Input records:
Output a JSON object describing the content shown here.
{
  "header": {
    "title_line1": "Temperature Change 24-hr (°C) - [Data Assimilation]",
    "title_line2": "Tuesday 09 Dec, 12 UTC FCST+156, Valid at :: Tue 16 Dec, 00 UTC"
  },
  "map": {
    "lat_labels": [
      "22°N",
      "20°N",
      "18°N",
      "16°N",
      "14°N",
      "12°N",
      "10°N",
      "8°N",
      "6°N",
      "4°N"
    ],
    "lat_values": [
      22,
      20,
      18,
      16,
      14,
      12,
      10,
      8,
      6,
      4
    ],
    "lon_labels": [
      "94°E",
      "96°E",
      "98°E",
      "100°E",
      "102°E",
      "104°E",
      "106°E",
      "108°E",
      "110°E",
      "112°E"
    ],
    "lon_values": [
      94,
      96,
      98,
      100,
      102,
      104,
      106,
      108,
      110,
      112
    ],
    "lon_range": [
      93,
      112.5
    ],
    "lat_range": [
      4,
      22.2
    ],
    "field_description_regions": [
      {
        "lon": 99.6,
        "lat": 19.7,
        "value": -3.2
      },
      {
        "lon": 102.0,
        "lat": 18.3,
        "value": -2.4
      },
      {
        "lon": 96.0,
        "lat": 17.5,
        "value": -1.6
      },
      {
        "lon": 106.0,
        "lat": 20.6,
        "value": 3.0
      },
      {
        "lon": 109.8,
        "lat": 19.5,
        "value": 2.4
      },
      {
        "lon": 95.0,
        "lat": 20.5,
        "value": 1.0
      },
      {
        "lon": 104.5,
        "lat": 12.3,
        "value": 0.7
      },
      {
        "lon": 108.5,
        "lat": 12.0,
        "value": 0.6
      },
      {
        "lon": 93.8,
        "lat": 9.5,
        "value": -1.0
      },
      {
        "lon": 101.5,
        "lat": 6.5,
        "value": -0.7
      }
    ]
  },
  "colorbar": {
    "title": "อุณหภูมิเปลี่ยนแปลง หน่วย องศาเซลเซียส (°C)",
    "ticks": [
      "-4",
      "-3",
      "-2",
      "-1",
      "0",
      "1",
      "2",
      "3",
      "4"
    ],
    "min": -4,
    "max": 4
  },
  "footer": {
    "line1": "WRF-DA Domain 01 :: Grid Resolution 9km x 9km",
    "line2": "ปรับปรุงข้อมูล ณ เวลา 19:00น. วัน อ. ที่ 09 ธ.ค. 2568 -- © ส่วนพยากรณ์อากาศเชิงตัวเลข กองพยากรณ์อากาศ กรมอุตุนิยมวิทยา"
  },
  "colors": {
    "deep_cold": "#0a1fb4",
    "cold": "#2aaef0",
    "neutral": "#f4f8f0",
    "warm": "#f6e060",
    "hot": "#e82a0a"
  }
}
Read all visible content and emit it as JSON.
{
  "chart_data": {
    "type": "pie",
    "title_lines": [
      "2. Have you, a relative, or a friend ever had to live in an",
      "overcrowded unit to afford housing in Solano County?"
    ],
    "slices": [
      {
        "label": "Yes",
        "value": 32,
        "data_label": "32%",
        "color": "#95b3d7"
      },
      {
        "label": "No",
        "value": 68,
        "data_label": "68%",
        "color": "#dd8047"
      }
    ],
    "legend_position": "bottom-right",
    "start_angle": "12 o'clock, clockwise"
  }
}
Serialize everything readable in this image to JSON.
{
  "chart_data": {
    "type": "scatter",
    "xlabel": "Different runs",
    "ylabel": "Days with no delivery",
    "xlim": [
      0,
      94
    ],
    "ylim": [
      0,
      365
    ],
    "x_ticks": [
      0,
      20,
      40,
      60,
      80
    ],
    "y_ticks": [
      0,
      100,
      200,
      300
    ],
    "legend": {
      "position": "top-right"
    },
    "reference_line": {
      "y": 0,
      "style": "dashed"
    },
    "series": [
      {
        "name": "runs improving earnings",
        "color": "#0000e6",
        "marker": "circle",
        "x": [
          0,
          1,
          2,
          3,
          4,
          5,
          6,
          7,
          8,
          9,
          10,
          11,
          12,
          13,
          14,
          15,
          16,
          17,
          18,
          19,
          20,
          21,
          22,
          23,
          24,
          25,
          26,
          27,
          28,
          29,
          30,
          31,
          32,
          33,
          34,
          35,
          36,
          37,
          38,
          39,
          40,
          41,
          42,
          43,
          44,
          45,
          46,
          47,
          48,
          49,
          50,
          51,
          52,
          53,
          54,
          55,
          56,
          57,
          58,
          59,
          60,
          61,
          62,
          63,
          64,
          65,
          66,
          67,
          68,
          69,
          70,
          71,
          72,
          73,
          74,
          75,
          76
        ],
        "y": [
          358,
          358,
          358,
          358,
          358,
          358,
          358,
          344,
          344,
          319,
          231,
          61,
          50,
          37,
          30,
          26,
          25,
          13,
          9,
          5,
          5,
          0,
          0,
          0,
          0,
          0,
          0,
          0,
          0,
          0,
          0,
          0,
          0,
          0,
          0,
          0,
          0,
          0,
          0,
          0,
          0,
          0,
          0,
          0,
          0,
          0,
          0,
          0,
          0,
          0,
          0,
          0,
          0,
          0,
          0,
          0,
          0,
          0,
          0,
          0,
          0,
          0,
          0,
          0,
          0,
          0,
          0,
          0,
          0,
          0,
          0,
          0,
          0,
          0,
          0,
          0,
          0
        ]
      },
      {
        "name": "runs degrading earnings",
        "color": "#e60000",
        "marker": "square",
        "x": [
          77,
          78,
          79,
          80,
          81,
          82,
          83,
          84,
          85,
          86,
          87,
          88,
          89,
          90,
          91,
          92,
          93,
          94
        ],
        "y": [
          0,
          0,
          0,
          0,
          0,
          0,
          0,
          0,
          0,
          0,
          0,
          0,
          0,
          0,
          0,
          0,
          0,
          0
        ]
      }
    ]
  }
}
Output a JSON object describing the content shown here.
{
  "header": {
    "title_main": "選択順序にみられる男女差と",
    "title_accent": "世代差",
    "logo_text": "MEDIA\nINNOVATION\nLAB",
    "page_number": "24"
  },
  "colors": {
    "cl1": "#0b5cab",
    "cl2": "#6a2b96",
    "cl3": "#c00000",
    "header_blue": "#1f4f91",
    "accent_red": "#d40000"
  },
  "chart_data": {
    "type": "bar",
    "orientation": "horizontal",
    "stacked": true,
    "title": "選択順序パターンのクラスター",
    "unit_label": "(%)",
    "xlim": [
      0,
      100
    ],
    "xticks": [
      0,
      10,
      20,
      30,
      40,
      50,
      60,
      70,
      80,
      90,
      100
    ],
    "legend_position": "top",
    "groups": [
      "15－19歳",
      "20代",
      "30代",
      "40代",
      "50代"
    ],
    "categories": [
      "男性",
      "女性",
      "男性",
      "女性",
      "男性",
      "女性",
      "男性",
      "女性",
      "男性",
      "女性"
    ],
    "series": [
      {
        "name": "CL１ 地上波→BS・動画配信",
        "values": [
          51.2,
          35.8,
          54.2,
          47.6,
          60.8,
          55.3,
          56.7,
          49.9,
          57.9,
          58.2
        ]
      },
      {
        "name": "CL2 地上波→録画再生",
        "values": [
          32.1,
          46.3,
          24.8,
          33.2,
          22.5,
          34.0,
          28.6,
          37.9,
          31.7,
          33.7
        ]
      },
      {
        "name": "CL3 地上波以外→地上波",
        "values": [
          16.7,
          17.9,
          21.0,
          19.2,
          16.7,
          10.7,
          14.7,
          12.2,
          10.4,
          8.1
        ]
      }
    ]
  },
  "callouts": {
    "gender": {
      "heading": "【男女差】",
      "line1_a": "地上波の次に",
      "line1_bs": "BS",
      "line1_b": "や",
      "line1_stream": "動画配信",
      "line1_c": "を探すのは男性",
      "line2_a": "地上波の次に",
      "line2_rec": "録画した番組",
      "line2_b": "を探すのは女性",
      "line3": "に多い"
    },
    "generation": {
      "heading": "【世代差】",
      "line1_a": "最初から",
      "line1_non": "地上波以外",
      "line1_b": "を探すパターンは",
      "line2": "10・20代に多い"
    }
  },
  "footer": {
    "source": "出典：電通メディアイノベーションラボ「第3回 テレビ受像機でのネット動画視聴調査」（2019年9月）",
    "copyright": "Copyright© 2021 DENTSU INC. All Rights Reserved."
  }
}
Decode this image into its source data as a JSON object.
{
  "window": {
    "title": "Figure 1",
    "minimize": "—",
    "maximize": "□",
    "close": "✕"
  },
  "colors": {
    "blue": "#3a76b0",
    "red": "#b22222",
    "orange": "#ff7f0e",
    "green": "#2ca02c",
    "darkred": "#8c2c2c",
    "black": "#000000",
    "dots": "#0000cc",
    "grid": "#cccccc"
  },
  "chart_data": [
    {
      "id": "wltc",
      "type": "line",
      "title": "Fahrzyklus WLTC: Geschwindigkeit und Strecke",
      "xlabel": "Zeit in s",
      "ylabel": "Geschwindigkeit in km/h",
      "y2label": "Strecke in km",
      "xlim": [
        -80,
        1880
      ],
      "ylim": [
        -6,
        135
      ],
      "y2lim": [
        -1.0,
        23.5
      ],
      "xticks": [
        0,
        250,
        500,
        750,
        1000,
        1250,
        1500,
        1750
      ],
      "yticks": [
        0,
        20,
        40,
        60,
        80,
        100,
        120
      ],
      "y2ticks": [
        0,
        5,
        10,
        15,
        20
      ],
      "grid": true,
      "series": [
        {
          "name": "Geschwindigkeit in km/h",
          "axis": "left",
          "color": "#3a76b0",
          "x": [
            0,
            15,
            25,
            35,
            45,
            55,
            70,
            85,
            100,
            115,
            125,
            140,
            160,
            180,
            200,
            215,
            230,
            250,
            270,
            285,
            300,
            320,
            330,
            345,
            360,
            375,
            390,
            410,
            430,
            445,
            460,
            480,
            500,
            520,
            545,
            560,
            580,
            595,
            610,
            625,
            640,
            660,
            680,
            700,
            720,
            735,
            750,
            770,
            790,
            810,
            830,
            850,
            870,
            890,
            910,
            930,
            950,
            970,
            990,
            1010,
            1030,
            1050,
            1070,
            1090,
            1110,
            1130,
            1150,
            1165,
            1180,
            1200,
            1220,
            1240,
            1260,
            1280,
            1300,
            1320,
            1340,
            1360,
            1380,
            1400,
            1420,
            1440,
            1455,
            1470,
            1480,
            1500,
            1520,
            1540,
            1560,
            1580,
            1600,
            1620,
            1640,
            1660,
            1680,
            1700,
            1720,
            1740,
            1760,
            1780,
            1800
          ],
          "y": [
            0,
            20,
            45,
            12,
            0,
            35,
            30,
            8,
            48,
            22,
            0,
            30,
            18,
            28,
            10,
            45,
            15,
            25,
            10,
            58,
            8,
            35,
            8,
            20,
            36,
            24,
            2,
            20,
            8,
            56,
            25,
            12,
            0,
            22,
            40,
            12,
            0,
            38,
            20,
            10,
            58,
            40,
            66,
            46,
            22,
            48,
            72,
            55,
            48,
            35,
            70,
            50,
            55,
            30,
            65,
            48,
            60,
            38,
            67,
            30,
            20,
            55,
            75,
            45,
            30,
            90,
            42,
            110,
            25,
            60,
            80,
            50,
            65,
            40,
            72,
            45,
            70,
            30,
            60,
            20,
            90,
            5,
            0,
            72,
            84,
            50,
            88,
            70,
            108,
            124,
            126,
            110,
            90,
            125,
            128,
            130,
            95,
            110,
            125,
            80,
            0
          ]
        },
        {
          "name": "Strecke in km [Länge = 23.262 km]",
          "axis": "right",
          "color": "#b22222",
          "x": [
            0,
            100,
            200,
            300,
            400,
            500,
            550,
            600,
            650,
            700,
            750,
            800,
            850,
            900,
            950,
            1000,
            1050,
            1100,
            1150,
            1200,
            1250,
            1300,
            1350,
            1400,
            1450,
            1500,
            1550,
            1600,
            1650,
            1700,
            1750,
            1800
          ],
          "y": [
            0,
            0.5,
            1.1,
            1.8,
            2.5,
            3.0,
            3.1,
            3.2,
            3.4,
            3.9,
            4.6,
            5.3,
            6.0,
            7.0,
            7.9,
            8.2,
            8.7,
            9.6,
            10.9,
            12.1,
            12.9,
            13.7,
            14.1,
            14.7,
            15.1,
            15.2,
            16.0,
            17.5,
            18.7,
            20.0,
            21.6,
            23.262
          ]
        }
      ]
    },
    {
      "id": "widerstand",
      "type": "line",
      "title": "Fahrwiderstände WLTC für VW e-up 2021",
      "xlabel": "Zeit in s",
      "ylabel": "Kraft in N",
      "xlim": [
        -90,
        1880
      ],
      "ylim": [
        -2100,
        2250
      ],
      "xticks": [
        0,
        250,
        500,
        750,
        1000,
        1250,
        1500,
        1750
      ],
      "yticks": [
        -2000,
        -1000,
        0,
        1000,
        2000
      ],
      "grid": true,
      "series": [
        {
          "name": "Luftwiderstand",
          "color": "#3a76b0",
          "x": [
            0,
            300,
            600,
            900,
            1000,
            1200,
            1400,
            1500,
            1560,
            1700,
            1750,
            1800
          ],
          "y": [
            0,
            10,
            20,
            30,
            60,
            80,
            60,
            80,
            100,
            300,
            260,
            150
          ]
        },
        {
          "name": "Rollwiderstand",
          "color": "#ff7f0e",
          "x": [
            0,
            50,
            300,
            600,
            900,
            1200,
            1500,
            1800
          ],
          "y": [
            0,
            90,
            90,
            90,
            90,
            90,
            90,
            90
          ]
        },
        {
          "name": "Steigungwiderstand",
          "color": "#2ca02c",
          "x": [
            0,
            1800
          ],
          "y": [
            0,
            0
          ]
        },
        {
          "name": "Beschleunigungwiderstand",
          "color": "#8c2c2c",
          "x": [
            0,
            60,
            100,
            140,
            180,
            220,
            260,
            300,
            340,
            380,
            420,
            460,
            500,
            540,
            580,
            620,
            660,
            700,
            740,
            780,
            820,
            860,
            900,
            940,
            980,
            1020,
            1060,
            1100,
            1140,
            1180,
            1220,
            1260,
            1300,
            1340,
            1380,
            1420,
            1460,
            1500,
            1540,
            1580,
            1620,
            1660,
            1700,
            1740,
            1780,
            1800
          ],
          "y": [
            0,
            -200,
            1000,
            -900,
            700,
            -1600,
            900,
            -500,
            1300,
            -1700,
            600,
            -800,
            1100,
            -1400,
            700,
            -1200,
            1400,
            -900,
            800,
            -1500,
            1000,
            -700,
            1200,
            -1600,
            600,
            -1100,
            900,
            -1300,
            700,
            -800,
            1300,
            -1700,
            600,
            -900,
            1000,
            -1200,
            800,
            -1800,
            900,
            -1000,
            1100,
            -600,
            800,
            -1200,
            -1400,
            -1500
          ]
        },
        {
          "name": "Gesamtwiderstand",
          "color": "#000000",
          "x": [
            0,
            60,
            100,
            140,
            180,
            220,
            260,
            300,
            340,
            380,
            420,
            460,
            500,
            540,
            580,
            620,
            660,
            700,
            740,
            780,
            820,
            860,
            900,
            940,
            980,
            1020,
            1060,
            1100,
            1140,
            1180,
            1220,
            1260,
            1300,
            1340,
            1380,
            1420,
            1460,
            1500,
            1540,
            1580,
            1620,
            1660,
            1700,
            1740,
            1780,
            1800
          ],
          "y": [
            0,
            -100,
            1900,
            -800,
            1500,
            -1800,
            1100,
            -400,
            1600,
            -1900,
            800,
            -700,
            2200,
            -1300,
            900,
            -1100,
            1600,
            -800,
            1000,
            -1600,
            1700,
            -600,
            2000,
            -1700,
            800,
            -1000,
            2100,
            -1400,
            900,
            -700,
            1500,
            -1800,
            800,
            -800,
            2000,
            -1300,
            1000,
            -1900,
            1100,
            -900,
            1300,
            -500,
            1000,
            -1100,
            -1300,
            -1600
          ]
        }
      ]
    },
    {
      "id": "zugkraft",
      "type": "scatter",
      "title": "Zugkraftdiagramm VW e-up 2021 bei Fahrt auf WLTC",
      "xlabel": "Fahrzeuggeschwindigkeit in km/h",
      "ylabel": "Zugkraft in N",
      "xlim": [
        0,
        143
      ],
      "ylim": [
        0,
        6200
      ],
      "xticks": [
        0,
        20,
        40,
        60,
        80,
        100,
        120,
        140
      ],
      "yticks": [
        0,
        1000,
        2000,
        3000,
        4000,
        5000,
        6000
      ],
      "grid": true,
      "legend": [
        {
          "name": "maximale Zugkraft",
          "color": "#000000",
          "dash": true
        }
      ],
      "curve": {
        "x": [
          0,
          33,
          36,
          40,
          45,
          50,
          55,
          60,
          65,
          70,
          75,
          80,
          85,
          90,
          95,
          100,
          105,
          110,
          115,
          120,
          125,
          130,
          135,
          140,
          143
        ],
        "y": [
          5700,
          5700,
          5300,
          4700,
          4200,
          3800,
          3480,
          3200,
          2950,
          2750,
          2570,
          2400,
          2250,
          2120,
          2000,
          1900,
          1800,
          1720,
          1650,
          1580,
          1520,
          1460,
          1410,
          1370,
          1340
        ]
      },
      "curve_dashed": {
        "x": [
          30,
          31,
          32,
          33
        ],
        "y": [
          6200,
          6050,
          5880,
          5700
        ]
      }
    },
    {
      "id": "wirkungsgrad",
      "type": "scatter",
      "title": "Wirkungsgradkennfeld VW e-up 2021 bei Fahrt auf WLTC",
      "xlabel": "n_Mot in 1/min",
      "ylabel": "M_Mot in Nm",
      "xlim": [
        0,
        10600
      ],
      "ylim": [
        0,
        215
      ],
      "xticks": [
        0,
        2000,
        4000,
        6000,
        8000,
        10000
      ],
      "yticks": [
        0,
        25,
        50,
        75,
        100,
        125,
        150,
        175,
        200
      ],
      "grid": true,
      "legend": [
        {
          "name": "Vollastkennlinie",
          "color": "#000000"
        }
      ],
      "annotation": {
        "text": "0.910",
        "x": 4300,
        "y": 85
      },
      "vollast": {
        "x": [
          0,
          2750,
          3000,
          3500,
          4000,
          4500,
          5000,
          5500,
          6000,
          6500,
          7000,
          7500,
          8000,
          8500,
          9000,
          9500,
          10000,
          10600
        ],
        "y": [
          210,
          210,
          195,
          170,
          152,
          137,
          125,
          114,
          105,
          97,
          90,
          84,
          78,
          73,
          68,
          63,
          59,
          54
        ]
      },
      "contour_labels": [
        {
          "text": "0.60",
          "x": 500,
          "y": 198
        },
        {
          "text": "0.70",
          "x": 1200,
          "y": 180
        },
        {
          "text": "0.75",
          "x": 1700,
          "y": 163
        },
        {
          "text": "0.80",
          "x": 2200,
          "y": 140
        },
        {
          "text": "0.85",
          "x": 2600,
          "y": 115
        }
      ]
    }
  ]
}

What the exercise asks: Extract each line holding the word "Fahrt" from the records.

Exercise solution:
      "title": "Zugkraftdiagramm VW e-up 2021 bei Fahrt auf WLTC",
      "title": "Wirkungsgradkennfeld VW e-up 2021 bei Fahrt auf WLTC",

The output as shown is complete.